[AVAILABLE DATA start]
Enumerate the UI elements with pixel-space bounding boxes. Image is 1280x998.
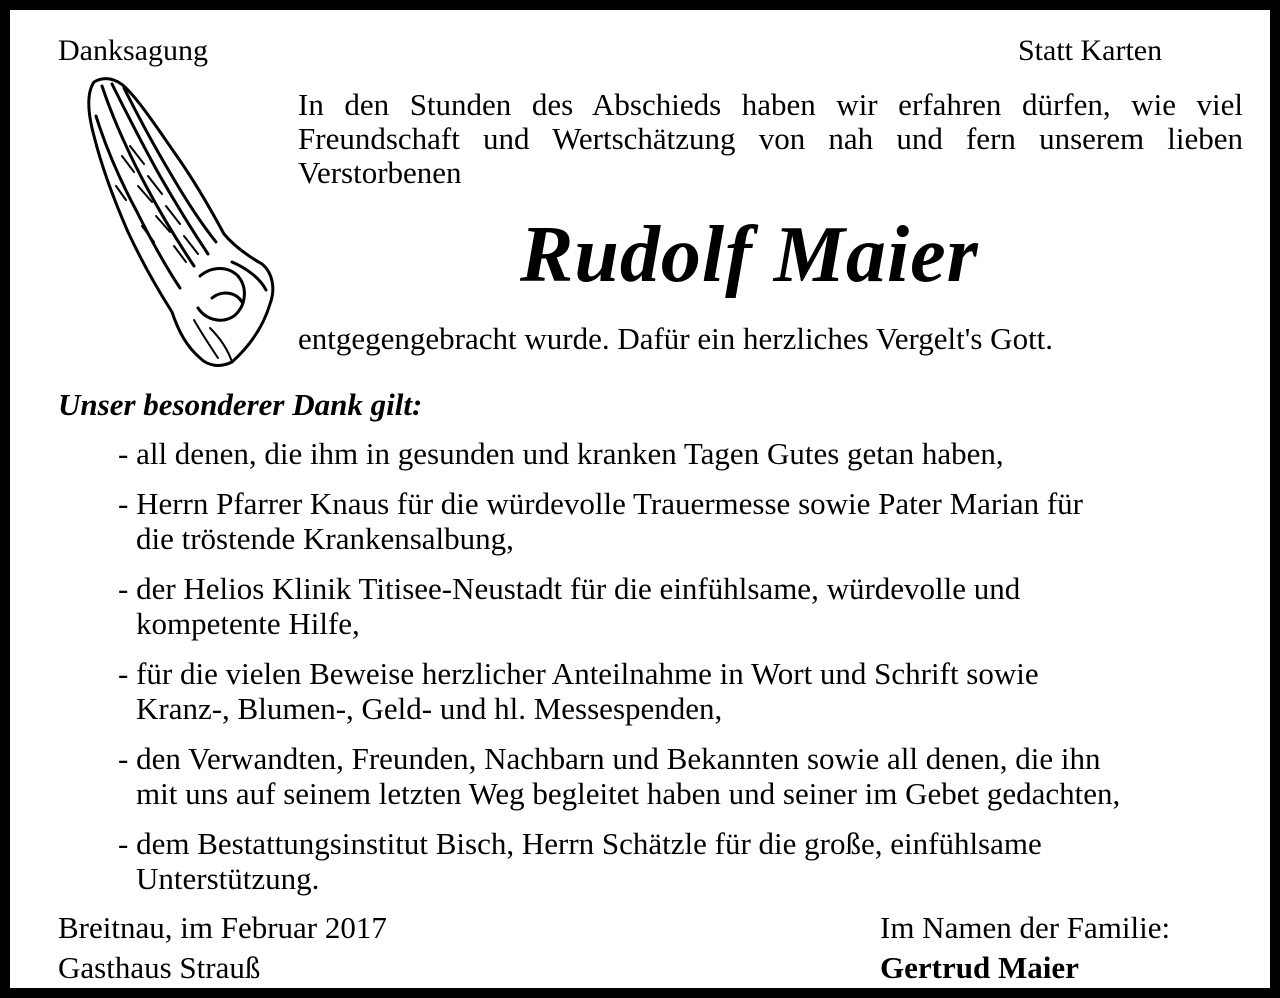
thanks-heading: Unser besonderer Dank gilt: — [58, 387, 423, 422]
praying-hands-icon — [82, 76, 276, 368]
thanks-item: - der Helios Klinik Titisee-Neustadt für die einfühlsame, würdevolle und kompetente Hilfe, — [118, 571, 1021, 641]
thanks-item: - den Verwandten, Freunden, Nachbarn und Bekannten sowie all denen, die ihn mit uns auf seinem letzten Weg begleitet haben und seiner im Gebet gedachten, — [118, 741, 1121, 811]
location: Gasthaus Strauß — [58, 950, 261, 985]
thanks-list — [118, 436, 1248, 911]
place-date: Breitnau, im Februar 2017 — [58, 910, 387, 945]
header-left: Danksagung — [58, 34, 208, 67]
family-label: Im Namen der Familie: — [880, 910, 1171, 945]
deceased-name: Rudolf Maier — [520, 211, 979, 299]
signer-name: Gertrud Maier — [880, 950, 1079, 985]
closing-text: entgegengebracht wurde. Dafür ein herzliches Vergelt's Gott. — [298, 321, 1054, 356]
thanks-item: - Herrn Pfarrer Knaus für die würdevolle Trauermesse sowie Pater Marian für die tröstende Krankensalbung, — [118, 486, 1083, 556]
thanks-item: - dem Bestattungsinstitut Bisch, Herrn Schätzle für die große, einfühlsame Unterstützung. — [118, 826, 1042, 896]
thanks-item: - für die vielen Beweise herzlicher Anteilnahme in Wort und Schrift sowie Kranz-, Blumen-, Geld- und hl. Messespenden, — [118, 656, 1039, 726]
intro-text: In den Stunden des Abschieds haben wir erfahren dürfen, wie viel Freundschaft und Wertschätzung von nah und fern unserem lieben Verstorbenen — [298, 87, 1243, 190]
thanks-item: - all denen, die ihm in gesunden und kranken Tagen Gutes getan haben, — [118, 436, 1004, 471]
header-right: Statt Karten — [1018, 34, 1163, 67]
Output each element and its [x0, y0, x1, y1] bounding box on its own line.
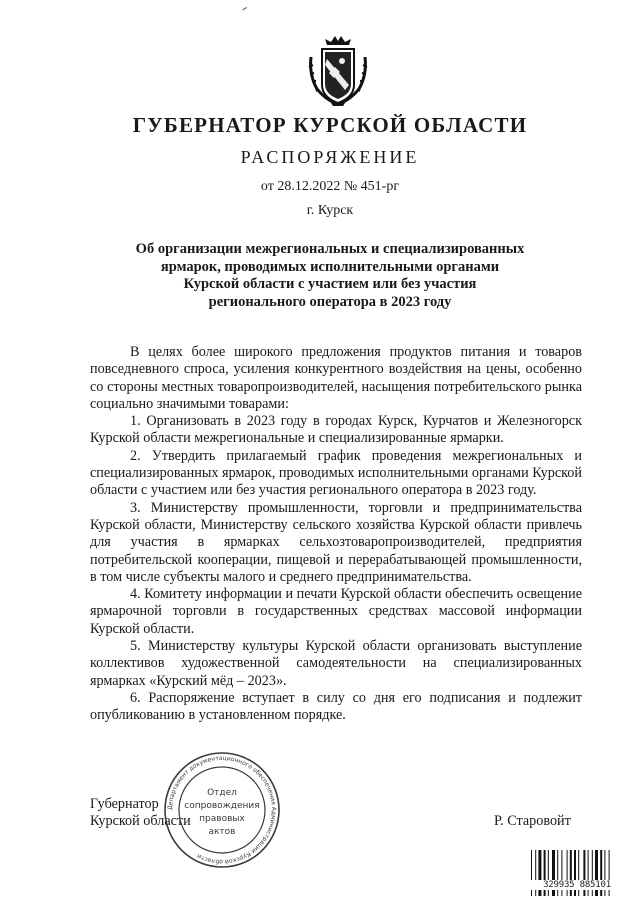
signatory-name: Р. Старовойт [494, 813, 571, 829]
document-type: РАСПОРЯЖЕНИЕ [240, 147, 420, 167]
clause-5: 5. Министерству культуры Курской области организовать выступление коллективов художественной самодеятельности на специализированных ярмарках «Курский мёд – 2023». [90, 638, 582, 689]
preamble-paragraph: В целях более широкого предложения продуктов питания и товаров повседневного спроса, усиления конкурентного воздействия на цены, особенно со стороны местных товаропроизводителей, насыщения потребительского рынка социально значимыми товарами: [90, 344, 582, 412]
clause-1: 1. Организовать в 2023 году в городах Курск, Курчатов и Железногорск Курской области межрегиональные и специализированные ярмарки. [90, 413, 582, 447]
stamp-line: сопровождения [184, 801, 260, 811]
document-title: ГУБЕРНАТОР КУРСКОЙ ОБЛАСТИ [132, 113, 528, 137]
subject-line: Курской области с участием или без участия [183, 276, 477, 292]
subject-line: ярмарок, проводимых исполнительными органами [160, 258, 500, 275]
stamp-line: актов [208, 827, 236, 837]
signatory-position-line: Курской области [90, 813, 191, 830]
signatory-position-line: Губернатор [90, 796, 159, 812]
document-date-number: от 28.12.2022 № 451-рг [260, 179, 400, 194]
coat-of-arms-icon [307, 35, 369, 107]
official-stamp [162, 750, 282, 870]
clause-3: 3. Министерству промышленности, торговли и предпринимательства Курской области, Министерству сельского хозяйства Курской области привлечь для участия в ярмарках сельхозтоваропроизводителей, предприятия потребительской кооперации, пищевой и перерабатывающей промышленности, в том числе субъекты малого и среднего предпринимательства. [90, 499, 582, 585]
clause-2: 2. Утвердить прилагаемый график проведения межрегиональных и специализированных ярмарок, проводимых исполнительными органами Курской области с участием или без участия регионального оператора в 2023 году. [90, 447, 582, 499]
subject-line: Об организации межрегиональных и специализированных [135, 241, 525, 257]
clause-6: 6. Распоряжение вступает в силу со дня его подписания и подлежит опубликованию в установленном порядке. [90, 689, 582, 724]
document-city: г. Курск [306, 203, 354, 218]
stamp-line: Отдел [207, 788, 237, 798]
stamp-ring-text: Департамент документационного обеспечения Администрации Курской области [166, 754, 278, 866]
clause-4: 4. Комитету информации и печати Курской области обеспечить освещение ярмарочной торговли в государственных средствах массовой информации Курской области. [90, 586, 582, 637]
document-subject [60, 241, 600, 311]
stamp-line: правовых [199, 814, 245, 824]
barcode-number: 329935 885101 [529, 880, 625, 890]
scan-mark [242, 7, 248, 13]
subject-line: регионального оператора в 2023 году [208, 293, 452, 310]
document-body [90, 344, 582, 725]
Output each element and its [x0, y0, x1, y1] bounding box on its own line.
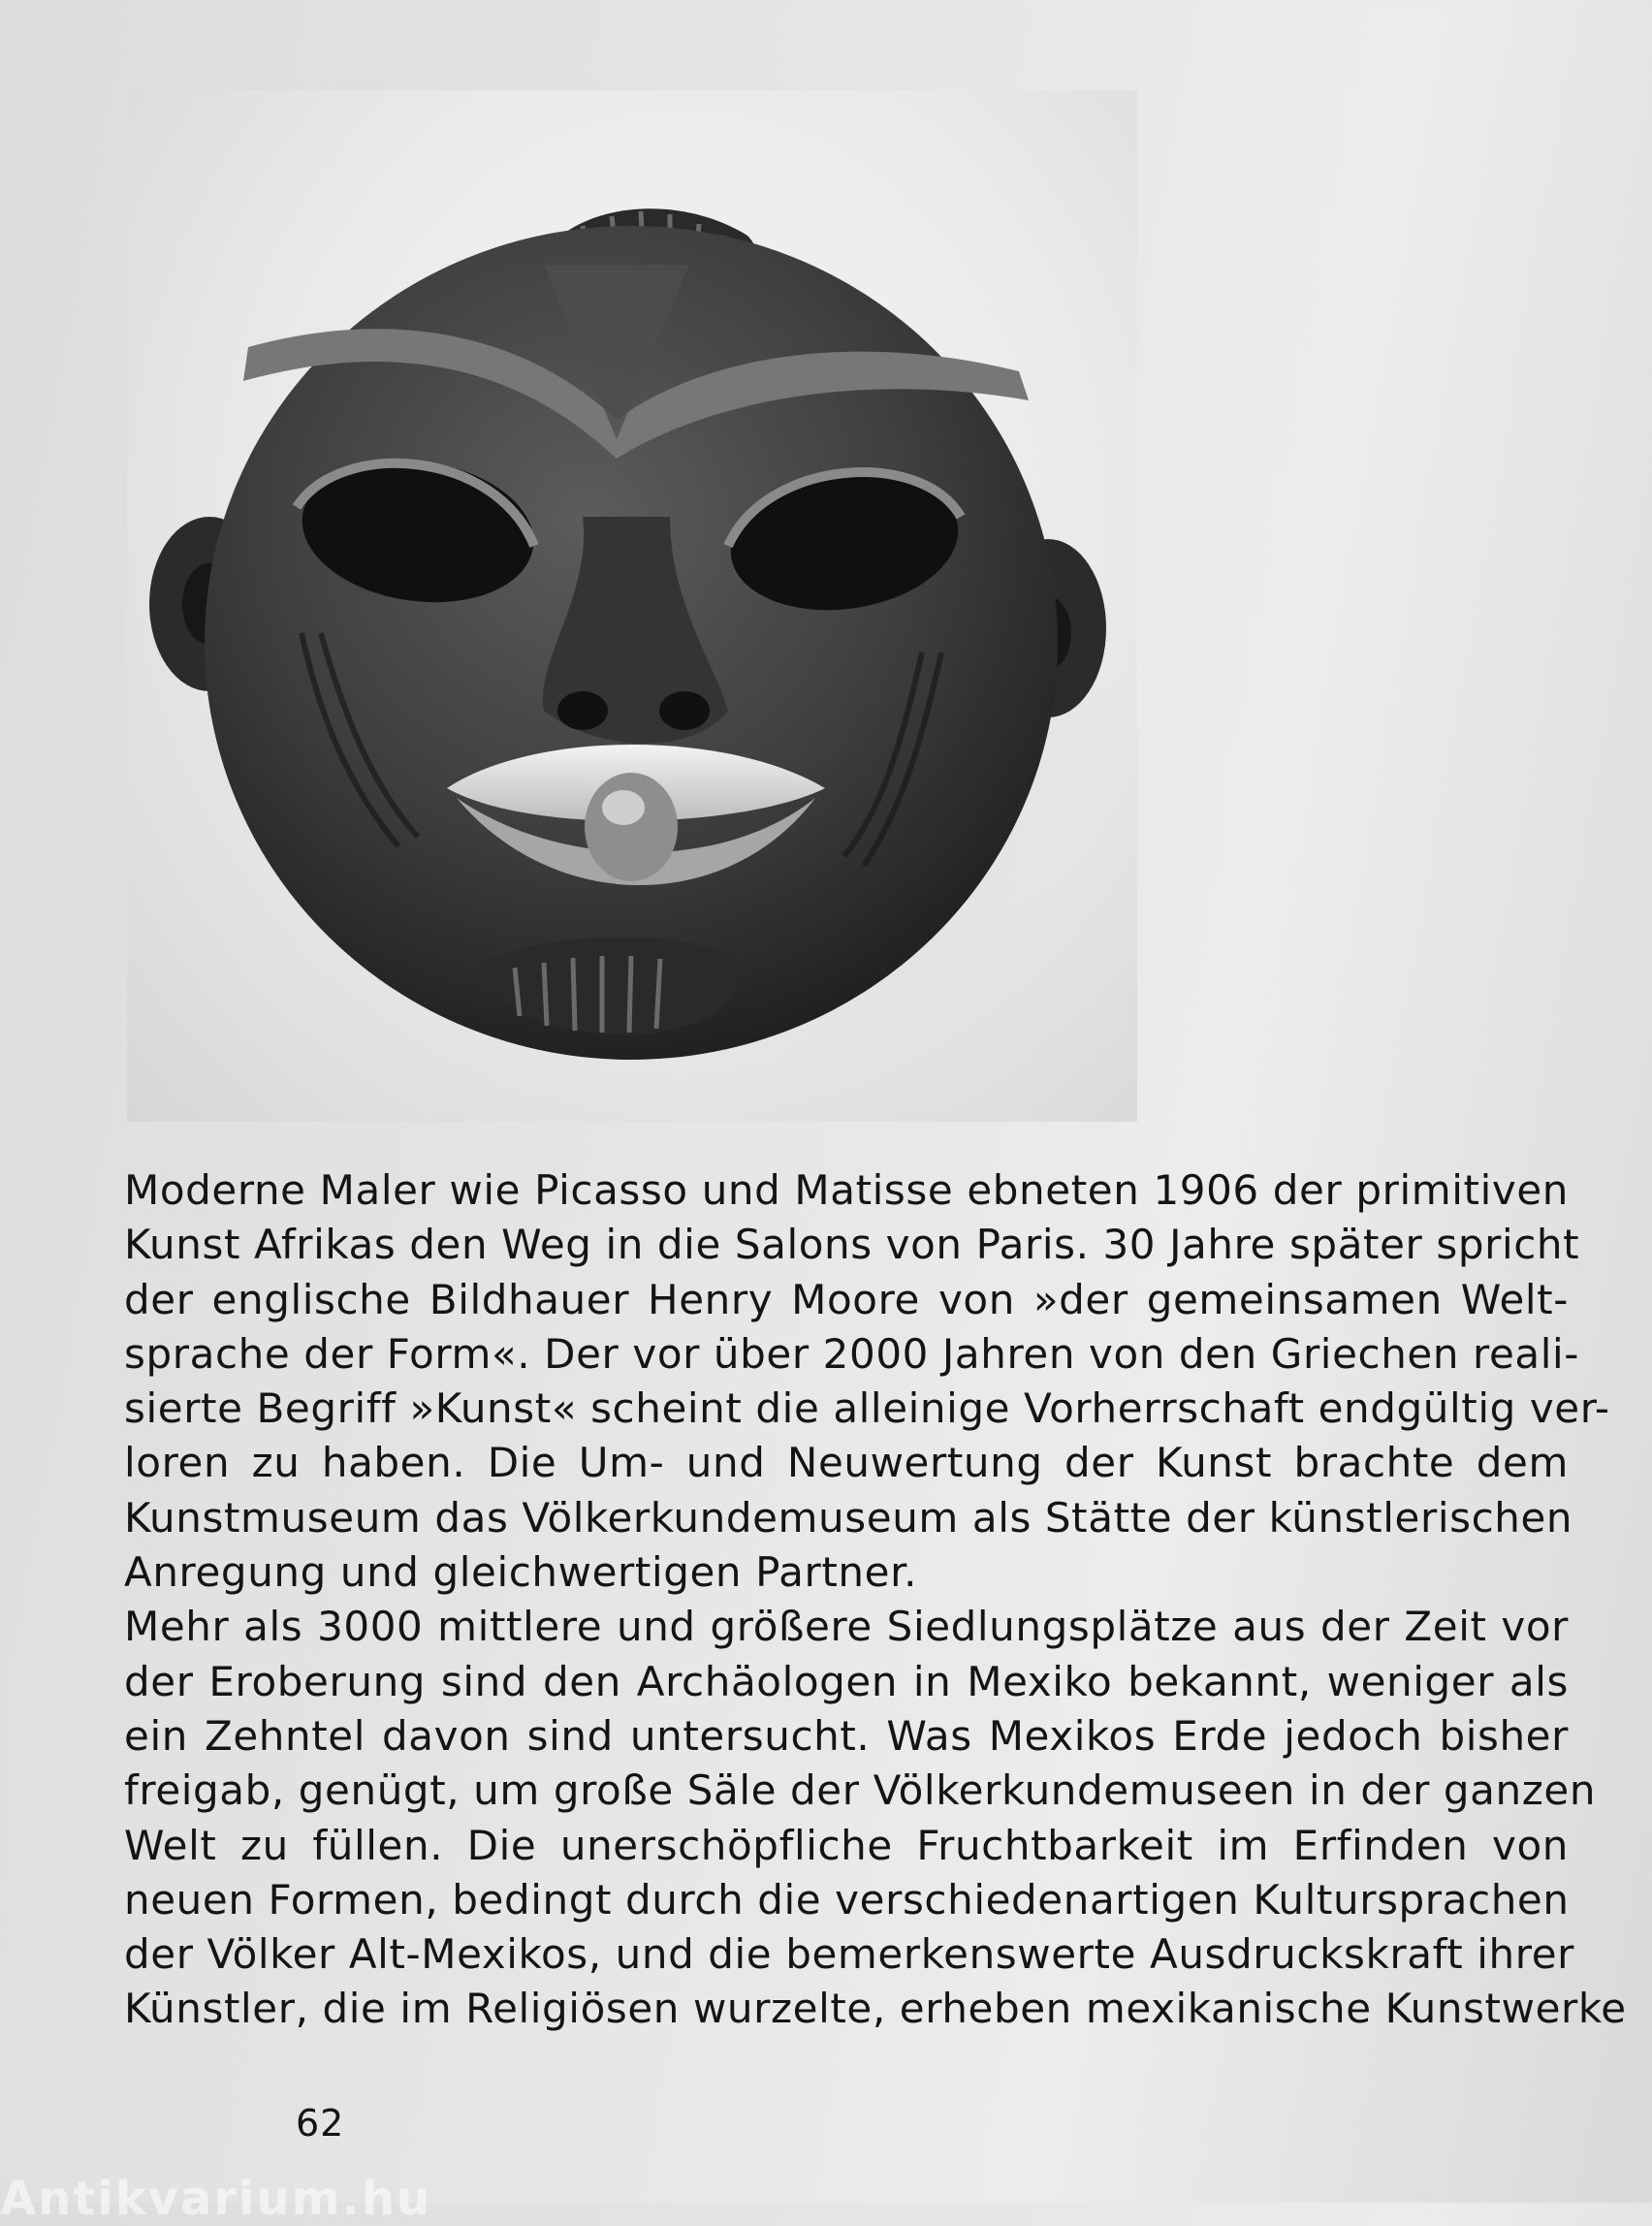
[AVAILABLE DATA end]
Rename "thanks-item" to "acknowledgment-item" wherever it occurs in the records above, and give all the records again otherwise unchanged. Leave the pictures out.

Enumerate the UI elements with pixel-space bounding boxes. Image is 1280x998.
thanks-heading: Unser besonderer Dank gilt: — [58, 387, 423, 422]
praying-hands-icon — [82, 76, 276, 368]
acknowledgment-item: - der Helios Klinik Titisee-Neustadt für die einfühlsame, würdevolle und kompetente Hilfe, — [118, 571, 1021, 641]
acknowledgment-item: - den Verwandten, Freunden, Nachbarn und Bekannten sowie all denen, die ihn mit uns auf seinem letzten Weg begleitet haben und seiner im Gebet gedachten, — [118, 741, 1121, 811]
location: Gasthaus Strauß — [58, 950, 261, 985]
thanks-list — [118, 436, 1248, 911]
place-date: Breitnau, im Februar 2017 — [58, 910, 387, 945]
header-left: Danksagung — [58, 34, 208, 67]
family-label: Im Namen der Familie: — [880, 910, 1171, 945]
deceased-name: Rudolf Maier — [520, 211, 979, 299]
signer-name: Gertrud Maier — [880, 950, 1079, 985]
closing-text: entgegengebracht wurde. Dafür ein herzliches Vergelt's Gott. — [298, 321, 1054, 356]
acknowledgment-item: - Herrn Pfarrer Knaus für die würdevolle Trauermesse sowie Pater Marian für die tröstende Krankensalbung, — [118, 486, 1083, 556]
acknowledgment-item: - dem Bestattungsinstitut Bisch, Herrn Schätzle für die große, einfühlsame Unterstützung. — [118, 826, 1042, 896]
acknowledgment-item: - für die vielen Beweise herzlicher Anteilnahme in Wort und Schrift sowie Kranz-, Blumen-, Geld- und hl. Messespenden, — [118, 656, 1039, 726]
intro-text: In den Stunden des Abschieds haben wir erfahren dürfen, wie viel Freundschaft und Wertschätzung von nah und fern unserem lieben Verstorbenen — [298, 87, 1243, 190]
acknowledgment-item: - all denen, die ihm in gesunden und kranken Tagen Gutes getan haben, — [118, 436, 1004, 471]
header-right: Statt Karten — [1018, 34, 1163, 67]
Output each element and its [x0, y0, x1, y1] bounding box on its own line.
signatory-name: Р. Старовойт [494, 813, 571, 829]
document-type: РАСПОРЯЖЕНИЕ [240, 147, 420, 167]
clause-5: 5. Министерству культуры Курской области организовать выступление коллективов художественной самодеятельности на специализированных ярмарках «Курский мёд – 2023». [90, 638, 582, 689]
preamble-paragraph: В целях более широкого предложения продуктов питания и товаров повседневного спроса, усиления конкурентного воздействия на цены, особенно со стороны местных товаропроизводителей, насыщения потребительского рынка социально значимыми товарами: [90, 344, 582, 412]
clause-1: 1. Организовать в 2023 году в городах Курск, Курчатов и Железногорск Курской области межрегиональные и специализированные ярмарки. [90, 413, 582, 447]
stamp-line: сопровождения [184, 801, 260, 811]
document-title: ГУБЕРНАТОР КУРСКОЙ ОБЛАСТИ [132, 113, 528, 137]
subject-line: Курской области с участием или без участия [183, 276, 477, 292]
subject-line: ярмарок, проводимых исполнительными органами [160, 258, 500, 275]
stamp-line: актов [208, 827, 236, 837]
signatory-position-line: Курской области [90, 813, 191, 830]
signatory-position-line: Губернатор [90, 796, 159, 812]
document-date-number: от 28.12.2022 № 451-рг [260, 179, 400, 194]
coat-of-arms-icon [307, 35, 369, 107]
official-stamp [162, 750, 282, 870]
clause-3: 3. Министерству промышленности, торговли и предпринимательства Курской области, Министерству сельского хозяйства Курской области привлечь для участия в ярмарках сельхозтоваропроизводителей, предприятия потребительской кооперации, пищевой и перерабатывающей промышленности, в том числе субъекты малого и среднего предпринимательства. [90, 499, 582, 585]
clause-2: 2. Утвердить прилагаемый график проведения межрегиональных и специализированных ярмарок, проводимых исполнительными органами Курской области с участием или без участия регионального оператора в 2023 году. [90, 447, 582, 499]
subject-line: Об организации межрегиональных и специализированных [135, 241, 525, 257]
clause-6: 6. Распоряжение вступает в силу со дня его подписания и подлежит опубликованию в установленном порядке. [90, 689, 582, 724]
document-city: г. Курск [306, 203, 354, 218]
stamp-line: Отдел [207, 788, 237, 798]
stamp-ring-text: Департамент документационного обеспечения Администрации Курской области [166, 754, 278, 866]
clause-4: 4. Комитету информации и печати Курской области обеспечить освещение ярмарочной торговли в государственных средствах массовой информации Курской области. [90, 586, 582, 637]
document-subject [60, 241, 600, 311]
stamp-line: правовых [199, 814, 245, 824]
barcode-number: 329935 885101 [529, 880, 625, 890]
scan-mark [242, 7, 248, 13]
subject-line: регионального оператора в 2023 году [208, 293, 452, 310]
document-body [90, 344, 582, 725]
Output each element and its [x0, y0, x1, y1] bounding box on its own line.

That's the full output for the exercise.